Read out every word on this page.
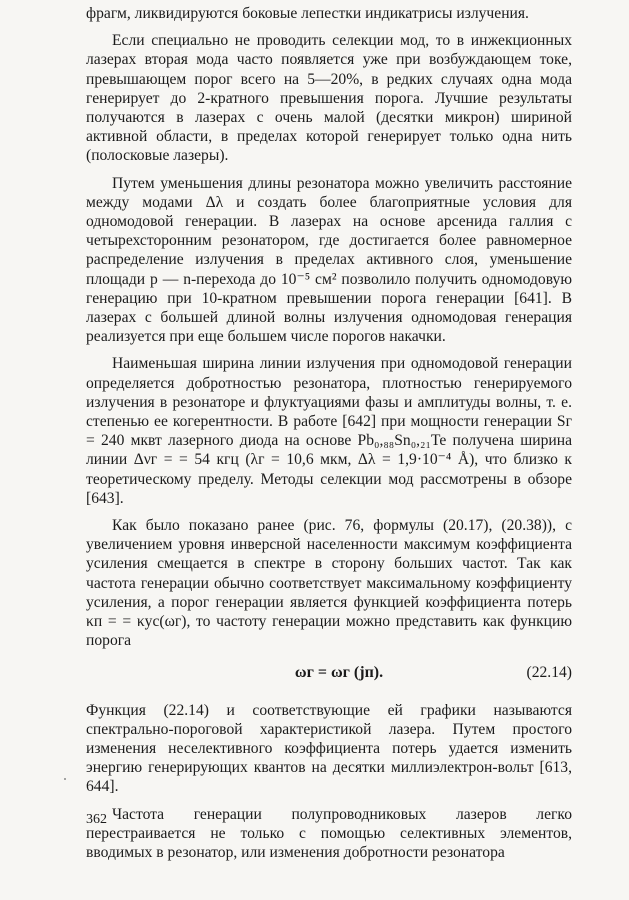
фрагм, ликвидируются боковые лепестки индикатрисы излучения.

Если специально не проводить селекции мод, то в инжекционных лазерах вторая мода часто появляется уже при возбуждающем токе, превышающем порог всего на 5—20%, в редких случаях одна мода генерирует до 2-кратного превышения порога. Лучшие результаты получаются в лазерах с очень малой (десятки микрон) шириной активной области, в пределах которой генерирует только одна нить (полосковые лазеры).

Путем уменьшения длины резонатора можно увеличить расстояние между модами Δλ и создать более благоприятные условия для одномодовой генерации. В лазерах на основе арсенида галлия с четырехсторонним резонатором, где достигается более равномерное распределение излучения в пределах активного слоя, уменьшение площади p — n-перехода до 10⁻⁵ см² позволило получить одномодовую генерацию при 10-кратном превышении порога генерации [641]. В лазерах с большей длиной волны излучения одномодовая генерация реализуется при еще большем числе порогов накачки.

Наименьшая ширина линии излучения при одномодовой генерации определяется добротностью резонатора, плотностью генерируемого излучения в резонаторе и флуктуациями фазы и амплитуды волны, т. е. степенью ее когерентности. В работе [642] при мощности генерации Sг = 240 мквт лазерного диода на основе Pb₀,₈₈Sn₀,₂₁Te получена ширина линии Δνг = = 54 кгц (λг = 10,6 мкм, Δλ = 1,9·10⁻⁴ Å), что близко к теоретическому пределу. Методы селекции мод рассмотрены в обзоре [643].

Как было показано ранее (рис. 76, формулы (20.17), (20.38)), с увеличением уровня инверсной населенности максимум коэффициента усиления смещается в спектре в сторону больших частот. Так как частота генерации обычно соответствует максимальному коэффициенту усиления, а порог генерации является функцией коэффициента потерь κп = = κус(ωг), то частоту генерации можно представить как функцию порога

ωг = ωг (jп).	(22.14)

Функция (22.14) и соответствующие ей графики называются спектрально-пороговой характеристикой лазера. Путем простого изменения неселективного коэффициента потерь удается изменить энергию генерирующих квантов на десятки миллиэлектрон-вольт [613, 644].

Частота генерации полупроводниковых лазеров легко перестраивается не только с помощью селективных элементов, вводимых в резонатор, или изменения добротности резонатора

362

────

Given problem:
Using the listing, copy every line where the word "десятки" shows up.

Written answer:
Если специально не проводить селекции мод, то в инжекционных лазерах вторая мода часто появляется уже при возбуждающем токе, превышающем порог всего на 5—20%, в редких случаях одна мода генерирует до 2-кратного превышения порога. Лучшие результаты получаются в лазерах с очень малой (десятки микрон) шириной активной области, в пределах которой генерирует только одна нить (полосковые лазеры).
Функция (22.14) и соответствующие ей графики называются спектрально-пороговой характеристикой лазера. Путем простого изменения неселективного коэффициента потерь удается изменить энергию генерирующих квантов на десятки миллиэлектрон-вольт [613, 644].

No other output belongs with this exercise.